:: Task inputs ::
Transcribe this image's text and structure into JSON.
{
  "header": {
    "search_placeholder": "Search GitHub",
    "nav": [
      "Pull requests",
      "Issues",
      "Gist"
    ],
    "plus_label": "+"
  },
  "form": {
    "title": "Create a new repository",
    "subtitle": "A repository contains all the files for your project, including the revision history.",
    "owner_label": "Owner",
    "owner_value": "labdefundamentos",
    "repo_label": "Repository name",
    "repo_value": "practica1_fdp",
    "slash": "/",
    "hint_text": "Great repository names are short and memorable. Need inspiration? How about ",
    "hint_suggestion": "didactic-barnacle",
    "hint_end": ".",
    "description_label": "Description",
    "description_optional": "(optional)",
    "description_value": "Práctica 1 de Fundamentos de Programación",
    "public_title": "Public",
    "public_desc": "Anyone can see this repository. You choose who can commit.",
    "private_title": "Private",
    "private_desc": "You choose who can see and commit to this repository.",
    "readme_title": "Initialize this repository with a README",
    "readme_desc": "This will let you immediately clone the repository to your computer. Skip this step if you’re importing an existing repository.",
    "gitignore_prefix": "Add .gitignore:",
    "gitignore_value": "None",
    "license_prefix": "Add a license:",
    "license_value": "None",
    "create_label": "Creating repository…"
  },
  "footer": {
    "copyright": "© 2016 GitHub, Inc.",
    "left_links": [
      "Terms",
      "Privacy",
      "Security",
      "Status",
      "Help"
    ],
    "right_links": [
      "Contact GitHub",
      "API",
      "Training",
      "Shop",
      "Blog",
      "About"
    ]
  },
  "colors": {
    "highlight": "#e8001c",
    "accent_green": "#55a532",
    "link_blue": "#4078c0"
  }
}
:::
Written instruction: Return every record, word for word.

The reply:
Transcribe this image's text and structure into JSON.
{
  "header": {
    "search_placeholder": "Search GitHub",
    "nav": [
      "Pull requests",
      "Issues",
      "Gist"
    ],
    "plus_label": "+"
  },
  "form": {
    "title": "Create a new repository",
    "subtitle": "A repository contains all the files for your project, including the revision history.",
    "owner_label": "Owner",
    "owner_value": "labdefundamentos",
    "repo_label": "Repository name",
    "repo_value": "practica1_fdp",
    "slash": "/",
    "hint_text": "Great repository names are short and memorable. Need inspiration? How about ",
    "hint_suggestion": "didactic-barnacle",
    "hint_end": ".",
    "description_label": "Description",
    "description_optional": "(optional)",
    "description_value": "Práctica 1 de Fundamentos de Programación",
    "public_title": "Public",
    "public_desc": "Anyone can see this repository. You choose who can commit.",
    "private_title": "Private",
    "private_desc": "You choose who can see and commit to this repository.",
    "readme_title": "Initialize this repository with a README",
    "readme_desc": "This will let you immediately clone the repository to your computer. Skip this step if you’re importing an existing repository.",
    "gitignore_prefix": "Add .gitignore:",
    "gitignore_value": "None",
    "license_prefix": "Add a license:",
    "license_value": "None",
    "create_label": "Creating repository…"
  },
  "footer": {
    "copyright": "© 2016 GitHub, Inc.",
    "left_links": [
      "Terms",
      "Privacy",
      "Security",
      "Status",
      "Help"
    ],
    "right_links": [
      "Contact GitHub",
      "API",
      "Training",
      "Shop",
      "Blog",
      "About"
    ]
  },
  "colors": {
    "highlight": "#e8001c",
    "accent_green": "#55a532",
    "link_blue": "#4078c0"
  }
}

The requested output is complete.